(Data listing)
-=-=-=-=-

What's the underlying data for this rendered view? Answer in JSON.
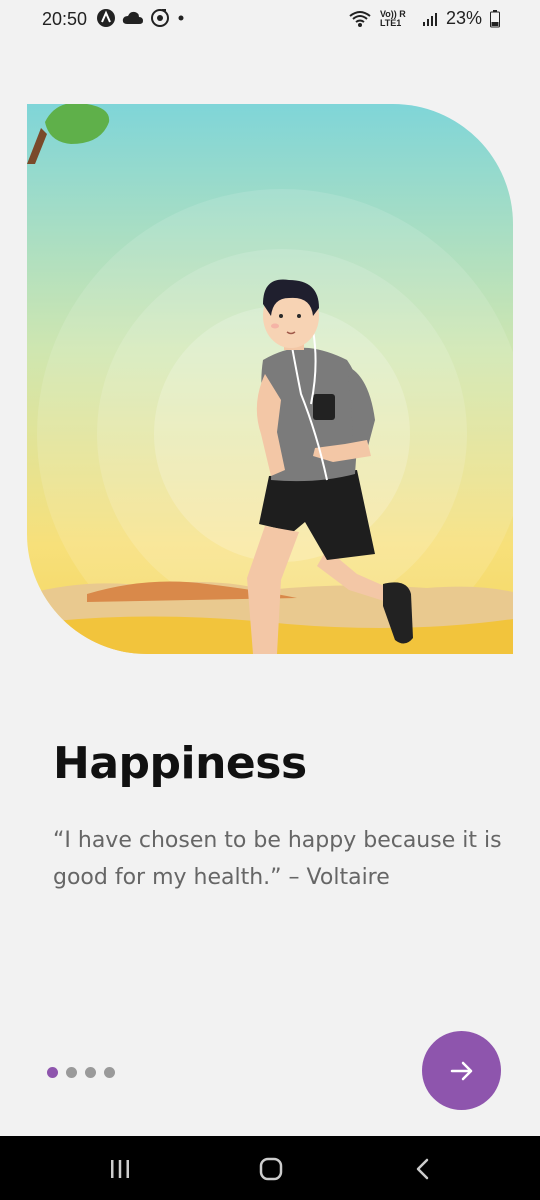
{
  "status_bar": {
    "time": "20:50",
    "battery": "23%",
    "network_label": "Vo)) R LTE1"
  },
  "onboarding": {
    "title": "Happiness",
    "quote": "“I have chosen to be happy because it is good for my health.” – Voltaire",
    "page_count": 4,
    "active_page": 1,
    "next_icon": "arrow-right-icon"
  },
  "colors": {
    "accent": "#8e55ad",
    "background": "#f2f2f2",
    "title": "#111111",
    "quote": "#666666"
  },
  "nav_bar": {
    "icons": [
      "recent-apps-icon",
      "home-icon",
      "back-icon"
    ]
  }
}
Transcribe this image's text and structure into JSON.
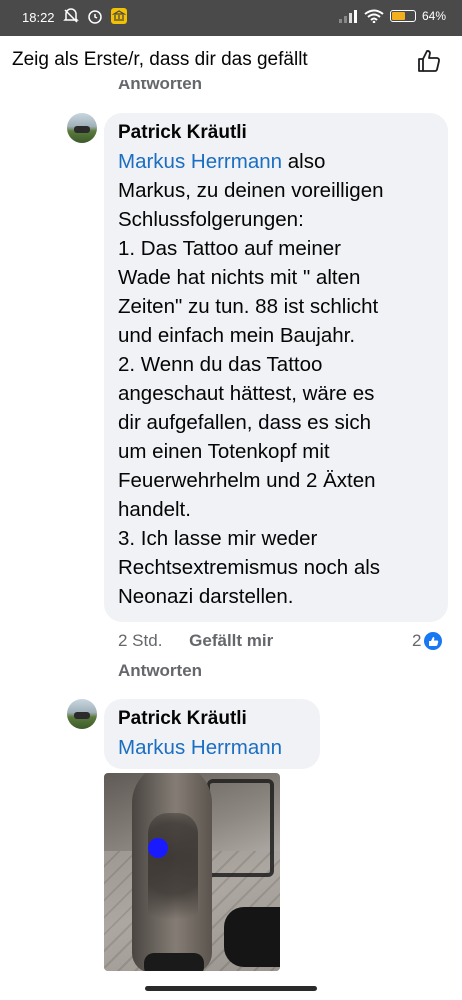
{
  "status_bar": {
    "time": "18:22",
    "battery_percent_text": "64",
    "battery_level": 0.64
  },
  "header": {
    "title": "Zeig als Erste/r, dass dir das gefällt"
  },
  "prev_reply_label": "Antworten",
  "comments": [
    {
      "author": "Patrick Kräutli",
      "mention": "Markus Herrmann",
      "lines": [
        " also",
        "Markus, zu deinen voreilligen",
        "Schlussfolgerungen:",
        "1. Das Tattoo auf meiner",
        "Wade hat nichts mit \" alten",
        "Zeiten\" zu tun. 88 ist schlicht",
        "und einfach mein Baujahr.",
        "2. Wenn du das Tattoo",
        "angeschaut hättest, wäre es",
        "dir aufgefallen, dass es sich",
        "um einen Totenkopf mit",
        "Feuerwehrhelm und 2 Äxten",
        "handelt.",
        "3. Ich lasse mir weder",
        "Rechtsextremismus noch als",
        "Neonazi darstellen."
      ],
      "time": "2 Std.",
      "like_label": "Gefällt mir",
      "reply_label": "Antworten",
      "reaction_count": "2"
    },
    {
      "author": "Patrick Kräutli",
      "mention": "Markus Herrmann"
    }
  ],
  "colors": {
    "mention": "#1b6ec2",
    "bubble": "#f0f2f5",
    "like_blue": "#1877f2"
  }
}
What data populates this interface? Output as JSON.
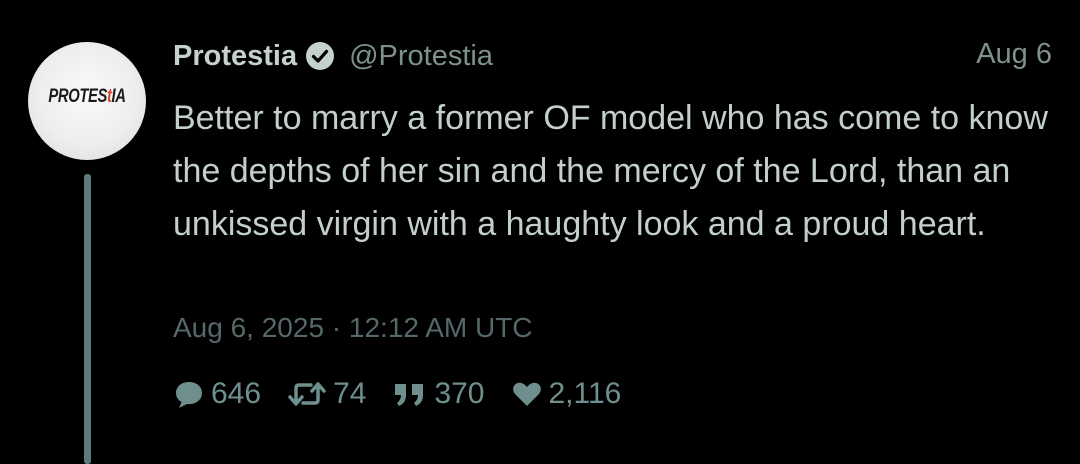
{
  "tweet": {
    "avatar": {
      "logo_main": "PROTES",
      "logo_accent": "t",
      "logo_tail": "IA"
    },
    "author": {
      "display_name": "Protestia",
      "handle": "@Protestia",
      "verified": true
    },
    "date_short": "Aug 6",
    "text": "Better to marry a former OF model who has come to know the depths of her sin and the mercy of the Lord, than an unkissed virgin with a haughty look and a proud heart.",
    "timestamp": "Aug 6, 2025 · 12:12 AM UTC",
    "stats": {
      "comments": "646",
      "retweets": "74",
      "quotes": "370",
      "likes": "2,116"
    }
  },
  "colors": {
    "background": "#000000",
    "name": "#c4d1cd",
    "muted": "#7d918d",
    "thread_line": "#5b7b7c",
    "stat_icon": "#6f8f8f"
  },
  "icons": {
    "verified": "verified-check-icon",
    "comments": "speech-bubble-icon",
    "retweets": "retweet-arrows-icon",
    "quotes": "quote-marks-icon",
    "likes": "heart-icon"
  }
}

-=-=-=-=-

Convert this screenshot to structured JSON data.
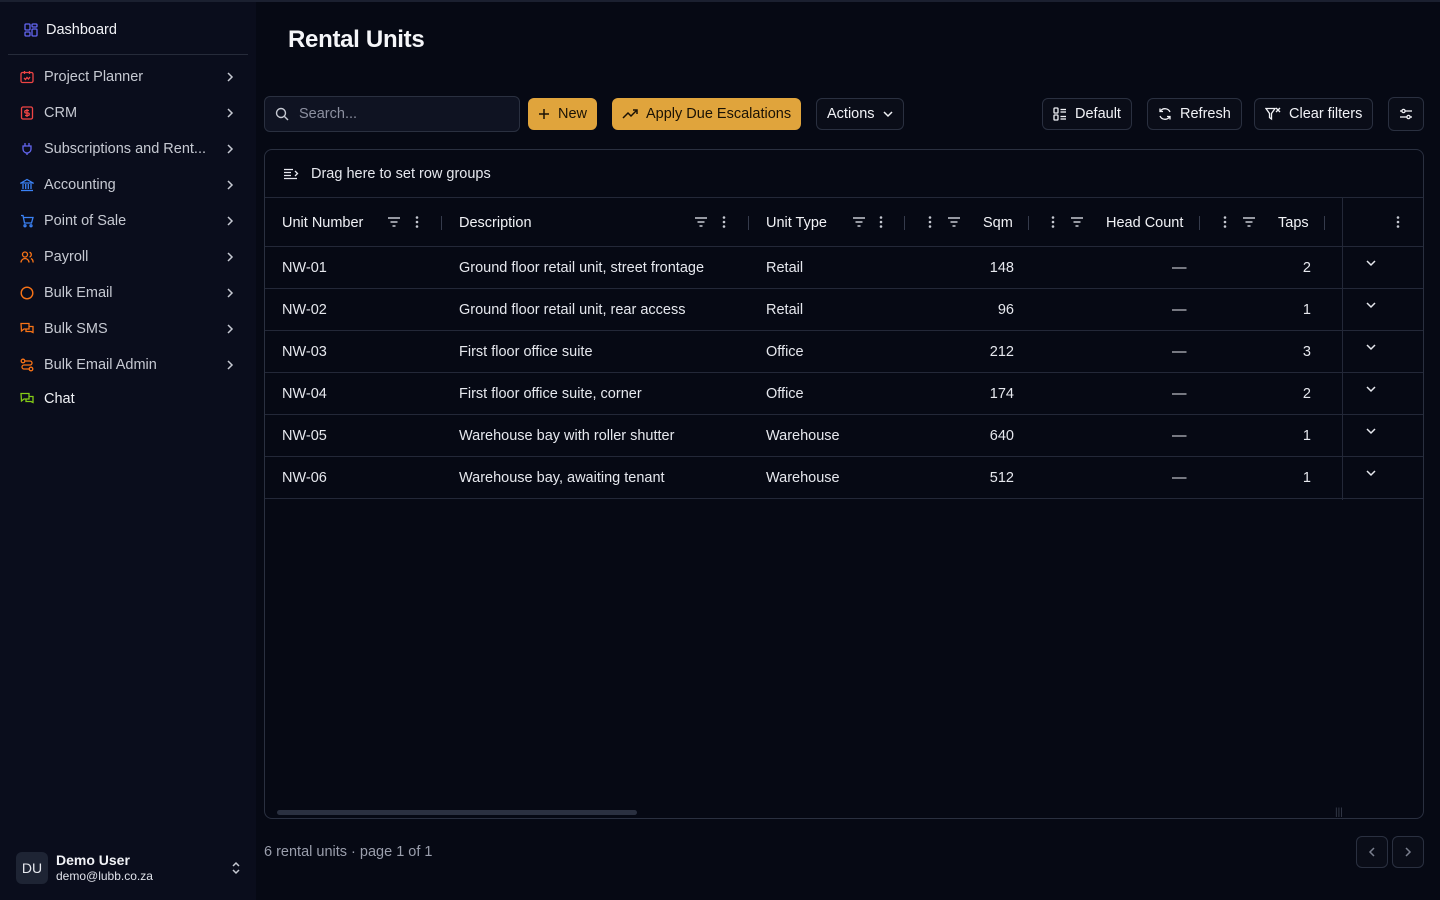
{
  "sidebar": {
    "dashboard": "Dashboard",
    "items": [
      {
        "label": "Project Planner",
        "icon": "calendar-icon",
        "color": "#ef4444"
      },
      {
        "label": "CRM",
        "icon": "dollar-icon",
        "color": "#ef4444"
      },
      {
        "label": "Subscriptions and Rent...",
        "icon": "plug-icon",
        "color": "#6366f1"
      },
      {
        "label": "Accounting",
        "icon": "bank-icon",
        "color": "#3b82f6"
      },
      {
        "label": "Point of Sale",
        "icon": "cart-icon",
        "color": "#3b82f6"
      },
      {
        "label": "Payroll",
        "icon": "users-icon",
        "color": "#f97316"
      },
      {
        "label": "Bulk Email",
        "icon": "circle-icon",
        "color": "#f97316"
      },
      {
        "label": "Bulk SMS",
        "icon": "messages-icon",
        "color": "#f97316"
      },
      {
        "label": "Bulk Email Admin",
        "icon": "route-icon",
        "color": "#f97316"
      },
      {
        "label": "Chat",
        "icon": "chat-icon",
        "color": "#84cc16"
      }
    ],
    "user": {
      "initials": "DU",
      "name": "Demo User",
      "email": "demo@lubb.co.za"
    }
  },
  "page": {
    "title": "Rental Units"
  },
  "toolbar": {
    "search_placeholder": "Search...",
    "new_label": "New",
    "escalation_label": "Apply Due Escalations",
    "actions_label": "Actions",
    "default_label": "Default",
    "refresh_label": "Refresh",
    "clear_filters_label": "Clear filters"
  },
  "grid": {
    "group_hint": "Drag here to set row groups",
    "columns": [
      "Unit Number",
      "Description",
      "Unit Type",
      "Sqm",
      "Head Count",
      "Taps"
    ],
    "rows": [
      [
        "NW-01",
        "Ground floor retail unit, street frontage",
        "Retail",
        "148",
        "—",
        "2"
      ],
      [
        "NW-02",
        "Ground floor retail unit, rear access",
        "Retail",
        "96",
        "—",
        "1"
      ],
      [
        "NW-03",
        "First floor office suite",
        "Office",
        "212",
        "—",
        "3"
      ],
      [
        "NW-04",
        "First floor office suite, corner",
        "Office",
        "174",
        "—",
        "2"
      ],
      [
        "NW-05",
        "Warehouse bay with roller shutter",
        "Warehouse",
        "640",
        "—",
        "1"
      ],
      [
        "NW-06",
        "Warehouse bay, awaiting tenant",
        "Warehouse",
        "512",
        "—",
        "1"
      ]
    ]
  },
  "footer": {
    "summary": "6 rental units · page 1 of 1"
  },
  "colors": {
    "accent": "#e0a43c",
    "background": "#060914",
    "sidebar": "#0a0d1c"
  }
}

-=-=-=-=-

Task brief: Pick out all lines containing the string "this".

The completed task:
What's the underlying data for this rendered view? Answer in JSON.
Transcribe this image's text and structure into JSON.
What data populates this interface? Output as JSON.
Convert this screenshot to structured JSON data.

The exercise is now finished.